Data listing
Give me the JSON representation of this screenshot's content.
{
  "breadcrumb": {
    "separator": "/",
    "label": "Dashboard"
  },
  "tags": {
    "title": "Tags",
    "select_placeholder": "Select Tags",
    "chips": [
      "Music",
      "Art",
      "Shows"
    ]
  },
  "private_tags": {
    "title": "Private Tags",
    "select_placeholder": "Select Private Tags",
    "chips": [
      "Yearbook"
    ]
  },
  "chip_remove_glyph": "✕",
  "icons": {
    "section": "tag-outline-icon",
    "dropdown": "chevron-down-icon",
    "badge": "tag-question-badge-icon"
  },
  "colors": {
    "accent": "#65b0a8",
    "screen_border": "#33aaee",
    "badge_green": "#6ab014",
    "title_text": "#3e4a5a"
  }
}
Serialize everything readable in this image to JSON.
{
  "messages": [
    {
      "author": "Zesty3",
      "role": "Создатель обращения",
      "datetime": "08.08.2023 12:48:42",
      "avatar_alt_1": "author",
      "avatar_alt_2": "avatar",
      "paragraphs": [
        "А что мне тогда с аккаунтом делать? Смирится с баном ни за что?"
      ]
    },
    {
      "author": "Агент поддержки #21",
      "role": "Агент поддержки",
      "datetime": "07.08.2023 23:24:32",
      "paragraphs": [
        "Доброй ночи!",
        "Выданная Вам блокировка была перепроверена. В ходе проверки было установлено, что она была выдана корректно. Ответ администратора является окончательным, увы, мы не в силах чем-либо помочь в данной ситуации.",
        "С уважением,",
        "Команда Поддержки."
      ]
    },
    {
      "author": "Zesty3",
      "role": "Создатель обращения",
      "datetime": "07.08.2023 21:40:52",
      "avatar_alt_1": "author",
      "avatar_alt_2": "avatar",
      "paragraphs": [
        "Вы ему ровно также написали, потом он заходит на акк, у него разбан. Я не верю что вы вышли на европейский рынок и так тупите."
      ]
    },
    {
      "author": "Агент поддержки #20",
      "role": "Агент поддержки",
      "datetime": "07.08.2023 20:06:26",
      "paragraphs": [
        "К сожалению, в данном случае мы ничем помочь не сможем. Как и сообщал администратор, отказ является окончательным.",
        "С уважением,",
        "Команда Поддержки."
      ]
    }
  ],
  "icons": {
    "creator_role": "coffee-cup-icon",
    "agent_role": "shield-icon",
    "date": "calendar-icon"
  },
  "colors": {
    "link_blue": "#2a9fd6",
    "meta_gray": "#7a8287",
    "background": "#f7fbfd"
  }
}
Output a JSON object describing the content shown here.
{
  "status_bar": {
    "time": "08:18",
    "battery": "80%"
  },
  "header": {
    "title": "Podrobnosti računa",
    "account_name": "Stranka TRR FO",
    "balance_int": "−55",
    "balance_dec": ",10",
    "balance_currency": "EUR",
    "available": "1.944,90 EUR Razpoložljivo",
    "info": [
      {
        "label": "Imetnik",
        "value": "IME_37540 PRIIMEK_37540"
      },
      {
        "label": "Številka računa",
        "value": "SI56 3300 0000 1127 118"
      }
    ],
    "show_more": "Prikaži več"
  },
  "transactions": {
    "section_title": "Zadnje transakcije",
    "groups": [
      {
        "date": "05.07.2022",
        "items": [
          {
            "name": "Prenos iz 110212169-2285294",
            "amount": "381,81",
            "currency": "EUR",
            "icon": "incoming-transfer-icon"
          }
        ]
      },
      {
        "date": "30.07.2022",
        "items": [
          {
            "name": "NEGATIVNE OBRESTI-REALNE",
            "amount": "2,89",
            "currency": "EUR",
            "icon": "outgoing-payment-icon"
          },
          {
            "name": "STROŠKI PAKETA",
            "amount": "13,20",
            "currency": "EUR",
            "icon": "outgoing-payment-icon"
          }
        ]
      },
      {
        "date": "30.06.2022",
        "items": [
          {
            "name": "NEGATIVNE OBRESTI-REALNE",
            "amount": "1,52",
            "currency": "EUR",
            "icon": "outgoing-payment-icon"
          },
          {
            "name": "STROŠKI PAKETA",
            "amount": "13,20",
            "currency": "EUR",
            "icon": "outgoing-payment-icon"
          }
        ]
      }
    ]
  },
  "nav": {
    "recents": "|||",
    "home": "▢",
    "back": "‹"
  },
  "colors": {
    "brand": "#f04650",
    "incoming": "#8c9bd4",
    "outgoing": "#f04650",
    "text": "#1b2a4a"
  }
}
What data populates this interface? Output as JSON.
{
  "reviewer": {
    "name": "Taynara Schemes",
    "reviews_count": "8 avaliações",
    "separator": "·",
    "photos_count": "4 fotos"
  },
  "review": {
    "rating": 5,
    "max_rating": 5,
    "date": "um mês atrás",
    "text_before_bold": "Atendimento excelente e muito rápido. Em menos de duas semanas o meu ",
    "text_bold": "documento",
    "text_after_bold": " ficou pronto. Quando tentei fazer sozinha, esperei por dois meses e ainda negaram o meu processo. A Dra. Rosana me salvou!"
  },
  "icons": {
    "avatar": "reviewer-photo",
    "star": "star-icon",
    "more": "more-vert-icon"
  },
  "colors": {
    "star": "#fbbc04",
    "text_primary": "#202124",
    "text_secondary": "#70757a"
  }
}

* **Written task**
From the data above, copy each line that has the string "Агент".

* **Solution**
      "author": "Агент поддержки #21",
      "role": "Агент поддержки",
      "author": "Агент поддержки #20",
      "role": "Агент поддержки",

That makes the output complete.